> _Written instruction_
Filter the entries below, keeping only lines with the word "Automatic".

> _Data records_
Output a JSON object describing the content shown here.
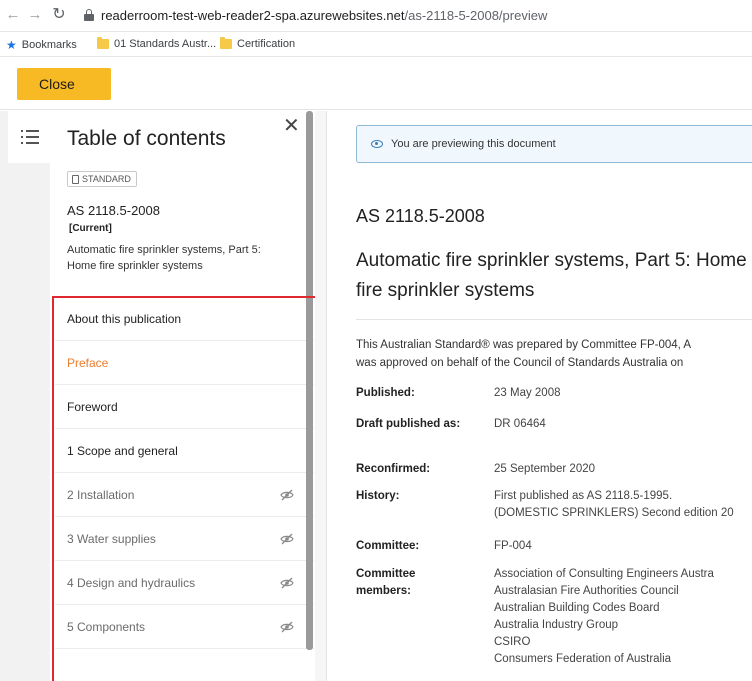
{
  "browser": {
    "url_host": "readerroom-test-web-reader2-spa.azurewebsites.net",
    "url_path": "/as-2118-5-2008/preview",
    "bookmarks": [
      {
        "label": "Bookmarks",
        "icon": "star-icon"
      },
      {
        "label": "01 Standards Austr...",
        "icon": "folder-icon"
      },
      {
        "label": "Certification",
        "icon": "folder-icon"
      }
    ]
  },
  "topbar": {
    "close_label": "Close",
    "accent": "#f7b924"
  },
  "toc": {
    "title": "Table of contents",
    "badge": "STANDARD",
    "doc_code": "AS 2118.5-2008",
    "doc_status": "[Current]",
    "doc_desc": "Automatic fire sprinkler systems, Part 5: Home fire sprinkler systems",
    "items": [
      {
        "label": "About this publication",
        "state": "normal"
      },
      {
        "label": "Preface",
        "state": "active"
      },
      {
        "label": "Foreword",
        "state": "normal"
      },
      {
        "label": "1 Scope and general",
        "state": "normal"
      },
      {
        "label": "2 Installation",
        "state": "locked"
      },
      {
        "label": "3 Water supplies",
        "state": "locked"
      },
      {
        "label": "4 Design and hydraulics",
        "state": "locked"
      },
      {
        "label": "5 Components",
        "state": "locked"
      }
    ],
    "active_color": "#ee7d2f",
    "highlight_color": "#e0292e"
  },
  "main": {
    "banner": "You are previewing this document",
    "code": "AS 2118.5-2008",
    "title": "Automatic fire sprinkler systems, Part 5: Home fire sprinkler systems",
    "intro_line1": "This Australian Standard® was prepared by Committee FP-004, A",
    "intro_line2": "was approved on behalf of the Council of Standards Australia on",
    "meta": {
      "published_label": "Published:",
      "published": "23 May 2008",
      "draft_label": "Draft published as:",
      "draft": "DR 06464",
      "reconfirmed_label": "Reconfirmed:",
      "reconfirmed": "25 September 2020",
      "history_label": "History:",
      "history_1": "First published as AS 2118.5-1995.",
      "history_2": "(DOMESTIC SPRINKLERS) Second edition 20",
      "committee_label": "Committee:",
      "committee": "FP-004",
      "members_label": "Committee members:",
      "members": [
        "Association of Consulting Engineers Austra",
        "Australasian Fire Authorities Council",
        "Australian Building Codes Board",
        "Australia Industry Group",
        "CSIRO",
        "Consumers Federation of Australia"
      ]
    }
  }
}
==
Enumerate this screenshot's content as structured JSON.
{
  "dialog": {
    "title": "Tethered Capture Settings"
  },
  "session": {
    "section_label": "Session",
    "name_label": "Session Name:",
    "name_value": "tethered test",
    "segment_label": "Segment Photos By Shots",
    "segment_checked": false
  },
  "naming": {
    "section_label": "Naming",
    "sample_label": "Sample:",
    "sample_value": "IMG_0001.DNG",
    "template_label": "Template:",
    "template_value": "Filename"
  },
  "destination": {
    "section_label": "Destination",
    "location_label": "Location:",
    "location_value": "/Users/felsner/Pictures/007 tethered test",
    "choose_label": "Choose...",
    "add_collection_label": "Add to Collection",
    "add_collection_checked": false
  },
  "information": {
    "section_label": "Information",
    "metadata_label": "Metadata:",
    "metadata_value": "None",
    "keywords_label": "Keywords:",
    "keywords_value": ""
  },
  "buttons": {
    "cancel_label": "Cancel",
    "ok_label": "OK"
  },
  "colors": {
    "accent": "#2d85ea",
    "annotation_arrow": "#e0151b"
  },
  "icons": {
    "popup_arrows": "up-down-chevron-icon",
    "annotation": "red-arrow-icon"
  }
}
--
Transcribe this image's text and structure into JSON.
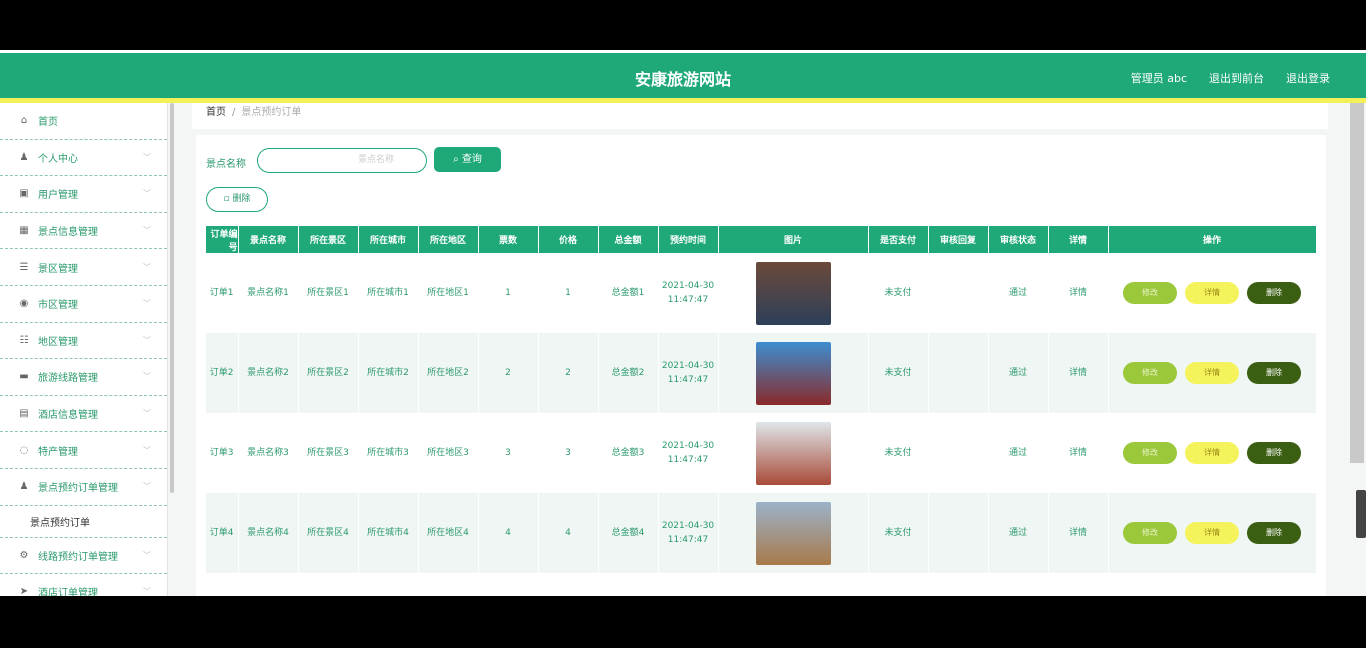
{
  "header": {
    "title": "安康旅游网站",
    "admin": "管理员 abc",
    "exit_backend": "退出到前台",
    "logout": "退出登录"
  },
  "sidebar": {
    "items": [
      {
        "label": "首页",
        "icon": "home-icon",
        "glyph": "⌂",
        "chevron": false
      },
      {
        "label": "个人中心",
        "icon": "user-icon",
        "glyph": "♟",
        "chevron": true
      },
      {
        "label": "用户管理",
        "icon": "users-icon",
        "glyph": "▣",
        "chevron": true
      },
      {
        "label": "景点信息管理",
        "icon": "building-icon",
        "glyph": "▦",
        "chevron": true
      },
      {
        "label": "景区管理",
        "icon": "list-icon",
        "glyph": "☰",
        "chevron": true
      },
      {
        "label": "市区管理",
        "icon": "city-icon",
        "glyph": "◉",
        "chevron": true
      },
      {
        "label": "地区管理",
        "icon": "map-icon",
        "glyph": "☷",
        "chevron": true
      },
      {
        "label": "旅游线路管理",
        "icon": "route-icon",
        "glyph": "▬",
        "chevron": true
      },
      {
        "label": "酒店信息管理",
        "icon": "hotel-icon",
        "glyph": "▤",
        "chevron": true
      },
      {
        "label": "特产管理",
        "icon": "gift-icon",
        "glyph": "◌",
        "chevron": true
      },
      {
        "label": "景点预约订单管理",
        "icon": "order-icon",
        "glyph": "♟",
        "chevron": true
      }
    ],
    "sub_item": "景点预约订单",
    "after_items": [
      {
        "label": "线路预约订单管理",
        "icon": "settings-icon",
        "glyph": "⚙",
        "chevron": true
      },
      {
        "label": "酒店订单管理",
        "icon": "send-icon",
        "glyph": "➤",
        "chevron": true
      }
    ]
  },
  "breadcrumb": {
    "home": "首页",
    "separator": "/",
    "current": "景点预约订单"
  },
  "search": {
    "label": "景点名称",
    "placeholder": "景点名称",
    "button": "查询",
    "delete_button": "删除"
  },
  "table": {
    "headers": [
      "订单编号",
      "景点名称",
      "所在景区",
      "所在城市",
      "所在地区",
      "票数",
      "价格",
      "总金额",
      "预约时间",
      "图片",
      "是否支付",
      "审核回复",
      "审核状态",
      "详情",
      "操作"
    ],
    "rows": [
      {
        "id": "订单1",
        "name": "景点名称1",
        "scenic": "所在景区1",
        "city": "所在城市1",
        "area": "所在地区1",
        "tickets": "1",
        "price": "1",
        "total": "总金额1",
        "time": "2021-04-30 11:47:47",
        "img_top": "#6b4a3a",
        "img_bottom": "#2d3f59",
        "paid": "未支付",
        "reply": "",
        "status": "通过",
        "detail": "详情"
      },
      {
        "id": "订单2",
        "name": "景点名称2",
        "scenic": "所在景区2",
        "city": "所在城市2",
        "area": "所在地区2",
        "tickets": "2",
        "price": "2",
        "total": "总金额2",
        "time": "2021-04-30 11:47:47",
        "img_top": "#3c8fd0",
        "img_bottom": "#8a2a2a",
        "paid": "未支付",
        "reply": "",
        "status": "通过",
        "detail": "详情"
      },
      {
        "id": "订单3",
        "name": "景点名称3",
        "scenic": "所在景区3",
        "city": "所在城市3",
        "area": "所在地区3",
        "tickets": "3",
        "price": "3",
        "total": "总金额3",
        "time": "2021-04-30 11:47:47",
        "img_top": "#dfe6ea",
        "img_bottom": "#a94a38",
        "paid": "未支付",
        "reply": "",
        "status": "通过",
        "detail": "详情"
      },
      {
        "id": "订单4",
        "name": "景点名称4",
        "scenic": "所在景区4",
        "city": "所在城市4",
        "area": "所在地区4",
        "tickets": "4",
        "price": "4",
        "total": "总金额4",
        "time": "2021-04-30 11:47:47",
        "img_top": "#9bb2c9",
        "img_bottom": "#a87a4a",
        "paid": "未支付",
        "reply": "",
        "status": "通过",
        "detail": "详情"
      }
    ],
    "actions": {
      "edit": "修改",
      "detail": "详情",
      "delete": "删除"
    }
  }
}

> _Finished exercise_
    "doc_desc": "Automatic fire sprinkler systems, Part 5: Home fire sprinkler systems",
    "title": "Automatic fire sprinkler systems, Part 5: Home fire sprinkler systems",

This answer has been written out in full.